* _Dataset items_
========
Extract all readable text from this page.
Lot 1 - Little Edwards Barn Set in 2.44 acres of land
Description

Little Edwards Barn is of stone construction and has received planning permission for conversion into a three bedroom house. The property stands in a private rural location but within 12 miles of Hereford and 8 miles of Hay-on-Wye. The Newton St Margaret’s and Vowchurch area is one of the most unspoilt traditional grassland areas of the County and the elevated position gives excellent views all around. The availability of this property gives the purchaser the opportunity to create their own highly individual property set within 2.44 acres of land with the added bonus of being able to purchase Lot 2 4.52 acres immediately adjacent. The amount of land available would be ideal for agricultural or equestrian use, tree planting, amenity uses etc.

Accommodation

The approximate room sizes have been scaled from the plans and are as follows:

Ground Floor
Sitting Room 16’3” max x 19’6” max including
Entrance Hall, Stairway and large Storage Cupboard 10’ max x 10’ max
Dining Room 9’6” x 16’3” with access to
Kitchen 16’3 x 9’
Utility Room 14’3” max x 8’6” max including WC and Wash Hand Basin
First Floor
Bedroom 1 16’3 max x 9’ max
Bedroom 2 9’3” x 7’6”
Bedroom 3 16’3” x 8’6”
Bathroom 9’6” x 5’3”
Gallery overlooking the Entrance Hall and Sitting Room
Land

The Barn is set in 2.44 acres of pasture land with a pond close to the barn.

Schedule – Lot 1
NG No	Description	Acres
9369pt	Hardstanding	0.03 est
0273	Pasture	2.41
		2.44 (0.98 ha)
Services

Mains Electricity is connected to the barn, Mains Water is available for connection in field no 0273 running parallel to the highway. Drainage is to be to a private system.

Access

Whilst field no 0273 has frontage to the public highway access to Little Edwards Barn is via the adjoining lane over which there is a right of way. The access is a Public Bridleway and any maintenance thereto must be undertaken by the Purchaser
========
* _WHAT YOU HAVE TO DO_
Gather all lines of the records that include the word "from".

* _WRITTEN REPLY_
Extract all readable text from this page.
The approximate room sizes have been scaled from the plans and are as follows:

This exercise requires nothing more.